--- start DATASET EXCERPTS ---

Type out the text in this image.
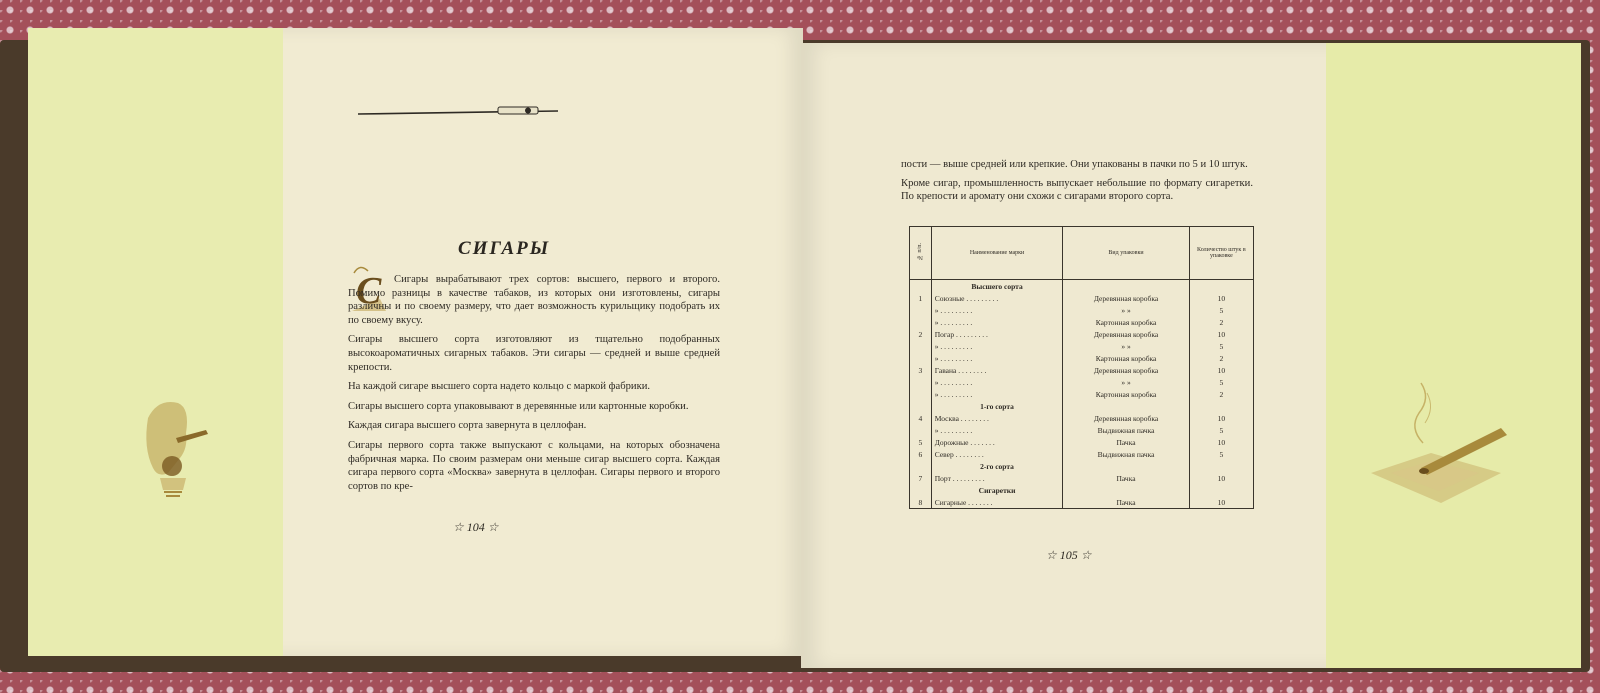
СИГАРЫ
С	Сигары вырабатывают трех сортов: высшего, первого и второго. Помимо разницы в качестве табаков, из которых они изготовлены, сигары различны и по своему размеру, что дает возможность курильщику подобрать их по своему вкусу.

Сигары высшего сорта изготовляют из тщательно подобранных высокоароматичных сигарных табаков. Эти сигары — средней и выше средней крепости.

На каждой сигаре высшего сорта надето кольцо с маркой фабрики.

Сигары высшего сорта упаковывают в деревянные или картонные коробки.

Каждая сигара высшего сорта завернута в целлофан.

Сигары первого сорта также выпускают с кольцами, на которых обозначена фабричная марка. По своим размерам они меньше сигар высшего сорта. Каждая сигара первого сорта «Москва» завернута в целлофан. Сигары первого и второго сортов по кре-

☆ 104 ☆

пости — выше средней или крепкие. Они упакованы в пачки по 5 и 10 штук.

Кроме сигар, промышленность выпускает небольшие по формату сигаретки. По крепости и аромату они схожи с сигарами второго сорта.

№ п/п.	Наименование марки	Вид упаковки	Количество штук в упаковке
	Высшего сорта		
1	Союзные . . . . . . . . .	Деревянная коробка	10
	» . . . . . . . . .	» »	5
	» . . . . . . . . .	Картонная коробка	2
2	Пoгap . . . . . . . . .	Деревянная коробка	10
	» . . . . . . . . .	» »	5
	» . . . . . . . . .	Картонная коробка	2
3	Гавана . . . . . . . .	Деревянная коробка	10
	» . . . . . . . . .	» »	5
	» . . . . . . . . .	Картонная коробка	2
	1-го сорта		
4	Москва . . . . . . . .	Деревянная коробка	10
	» . . . . . . . . .	Выдвижная пачка	5
5	Дорожные . . . . . . .	Пачка	10
6	Север . . . . . . . .	Выдвижная пачка	5
	2-го сорта		
7	Порт . . . . . . . . .	Пачка	10
	Сигаретки		
8	Сигарные . . . . . . .	Пачка	10
☆ 105 ☆
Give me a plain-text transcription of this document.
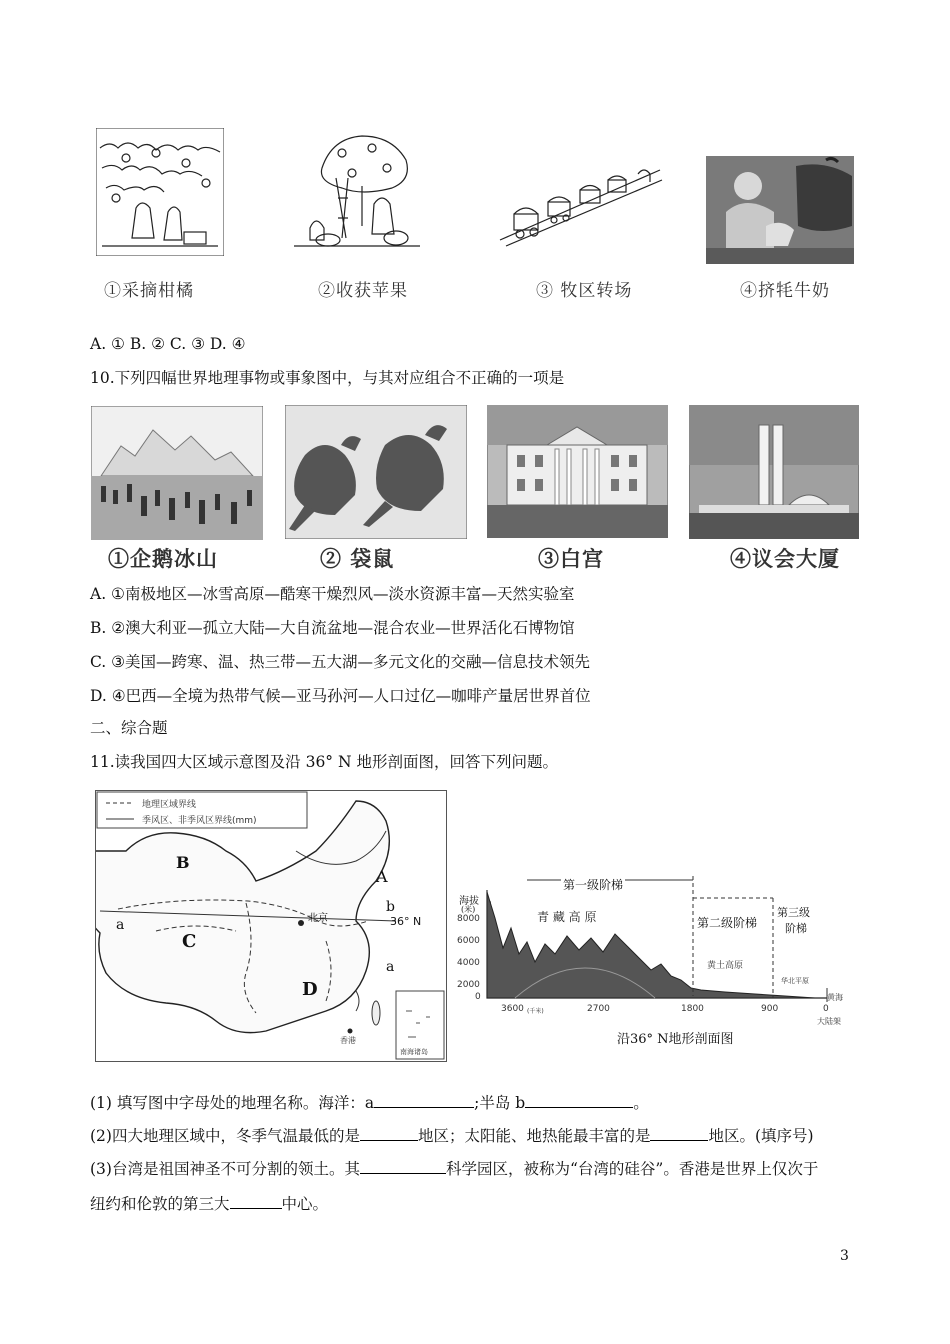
①采摘柑橘	②收获苹果	③ 牧区转场	④挤牦牛奶
A. ① B. ② C. ③ D. ④
10.下列四幅世界地理事物或事象图中，与其对应组合不正确的一项是
①企鹅冰山	② 袋鼠	③白宫	④议会大厦
A. ①南极地区—冰雪高原—酷寒干燥烈风—淡水资源丰富—天然实验室
B. ②澳大利亚—孤立大陆—大自流盆地—混合农业—世界活化石博物馆
C. ③美国—跨寒、温、热三带—五大湖—多元文化的交融—信息技术领先
D. ④巴西—全境为热带气候—亚马孙河—人口过亿—咖啡产量居世界首位
二、综合题
11.读我国四大区域示意图及沿 36° N 地形剖面图，回答下列问题。
地理区域界线
季风区、非季风区界线(mm)
B
A
b
a
C
北京	36° N
a
D
香港
南海诸岛
第一级阶梯
海拔
(米)
8000
6000
4000
2000
0
青 藏 高 原	第二级阶梯
第三级
阶梯
黄土高原
华北平原
黄海
3600 (千米)	2700	1800	900	0
大陆架
沿36° N地形剖面图
(1) 填写图中字母处的地理名称。海洋：a	;半岛 b	。
(2)四大地理区域中，冬季气温最低的是	地区；太阳能、地热能最丰富的是	地区。(填序号)
(3)台湾是祖国神圣不可分割的领土。其	科学园区，被称为“台湾的硅谷”。香港是世界上仅次于
纽约和伦敦的第三大	中心。
3
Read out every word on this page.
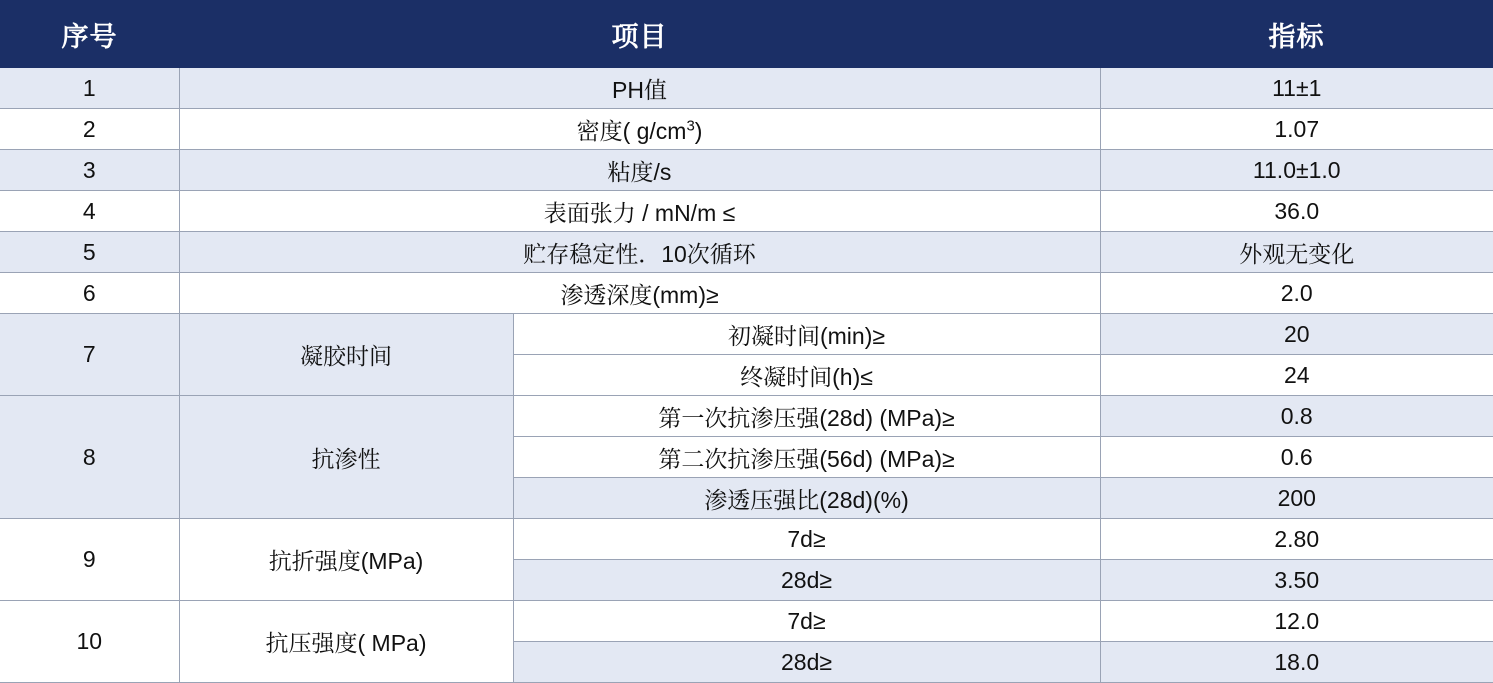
序号	项目		指标
1	PH值		11±1
2	密度( $g/cm^3$)		1.07
3	粘度/s		11.0±1.0
4	表面张力 / mN/m ≤		36.0
5	贮存稳定性．10次循环		外观无变化
6	渗透深度(mm)≥		2.0
7	凝胶时间	初凝时间(min)≥	20
		终凝时间(h)≤	24
8	抗渗性	第一次抗渗压强(28d) (MPa)≥	0.8
		第二次抗渗压强(56d) (MPa)≥	0.6
		渗透压强比(28d)(%)	200
9	抗折强度(MPa)	7d≥	2.80
		28d≥	3.50
10	抗压强度( MPa)	7d≥	12.0
		28d≥	18.0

--- end DATASET EXCERPTS ---

Repeat the records above exactly, leaving out any pictures they contain.

Type out the text in this image.
СИГАРЫ
С	Сигары вырабатывают трех сортов: высшего, первого и второго. Помимо разницы в качестве табаков, из которых они изготовлены, сигары различны и по своему размеру, что дает возможность курильщику подобрать их по своему вкусу.

Сигары высшего сорта изготовляют из тщательно подобранных высокоароматичных сигарных табаков. Эти сигары — средней и выше средней крепости.

На каждой сигаре высшего сорта надето кольцо с маркой фабрики.

Сигары высшего сорта упаковывают в деревянные или картонные коробки.

Каждая сигара высшего сорта завернута в целлофан.

Сигары первого сорта также выпускают с кольцами, на которых обозначена фабричная марка. По своим размерам они меньше сигар высшего сорта. Каждая сигара первого сорта «Москва» завернута в целлофан. Сигары первого и второго сортов по кре-

☆ 104 ☆

пости — выше средней или крепкие. Они упакованы в пачки по 5 и 10 штук.

Кроме сигар, промышленность выпускает небольшие по формату сигаретки. По крепости и аромату они схожи с сигарами второго сорта.

№ п/п.	Наименование марки	Вид упаковки	Количество штук в упаковке
	Высшего сорта		
1	Союзные . . . . . . . . .	Деревянная коробка	10
	» . . . . . . . . .	» »	5
	» . . . . . . . . .	Картонная коробка	2
2	Пoгap . . . . . . . . .	Деревянная коробка	10
	» . . . . . . . . .	» »	5
	» . . . . . . . . .	Картонная коробка	2
3	Гавана . . . . . . . .	Деревянная коробка	10
	» . . . . . . . . .	» »	5
	» . . . . . . . . .	Картонная коробка	2
	1-го сорта		
4	Москва . . . . . . . .	Деревянная коробка	10
	» . . . . . . . . .	Выдвижная пачка	5
5	Дорожные . . . . . . .	Пачка	10
6	Север . . . . . . . .	Выдвижная пачка	5
	2-го сорта		
7	Порт . . . . . . . . .	Пачка	10
	Сигаретки		
8	Сигарные . . . . . . .	Пачка	10
☆ 105 ☆
Give me a plain-text transcription of this document.
①采摘柑橘	②收获苹果	③ 牧区转场	④挤牦牛奶
A. ① B. ② C. ③ D. ④
10.下列四幅世界地理事物或事象图中，与其对应组合不正确的一项是
①企鹅冰山	② 袋鼠	③白宫	④议会大厦
A. ①南极地区—冰雪高原—酷寒干燥烈风—淡水资源丰富—天然实验室
B. ②澳大利亚—孤立大陆—大自流盆地—混合农业—世界活化石博物馆
C. ③美国—跨寒、温、热三带—五大湖—多元文化的交融—信息技术领先
D. ④巴西—全境为热带气候—亚马孙河—人口过亿—咖啡产量居世界首位
二、综合题
11.读我国四大区域示意图及沿 36° N 地形剖面图，回答下列问题。
地理区域界线
季风区、非季风区界线(mm)
B
A
b
a
C
北京	36° N
a
D
香港
南海诸岛
第一级阶梯
海拔
(米)
8000
6000
4000
2000
0
青 藏 高 原	第二级阶梯
第三级
阶梯
黄土高原
华北平原
黄海
3600 (千米)	2700	1800	900	0
大陆架
沿36° N地形剖面图
(1) 填写图中字母处的地理名称。海洋：a	;半岛 b	。
(2)四大地理区域中，冬季气温最低的是	地区；太阳能、地热能最丰富的是	地区。(填序号)
(3)台湾是祖国神圣不可分割的领土。其	科学园区，被称为“台湾的硅谷”。香港是世界上仅次于
纽约和伦敦的第三大	中心。
3
Read out every word on this page.
序号	项目		指标
1	PH值		11±1
2	密度( $g/cm^3$)		1.07
3	粘度/s		11.0±1.0
4	表面张力 / mN/m ≤		36.0
5	贮存稳定性．10次循环		外观无变化
6	渗透深度(mm)≥		2.0
7	凝胶时间	初凝时间(min)≥	20
		终凝时间(h)≤	24
8	抗渗性	第一次抗渗压强(28d) (MPa)≥	0.8
		第二次抗渗压强(56d) (MPa)≥	0.6
		渗透压强比(28d)(%)	200
9	抗折强度(MPa)	7d≥	2.80
		28d≥	3.50
10	抗压强度( MPa)	7d≥	12.0
		28d≥	18.0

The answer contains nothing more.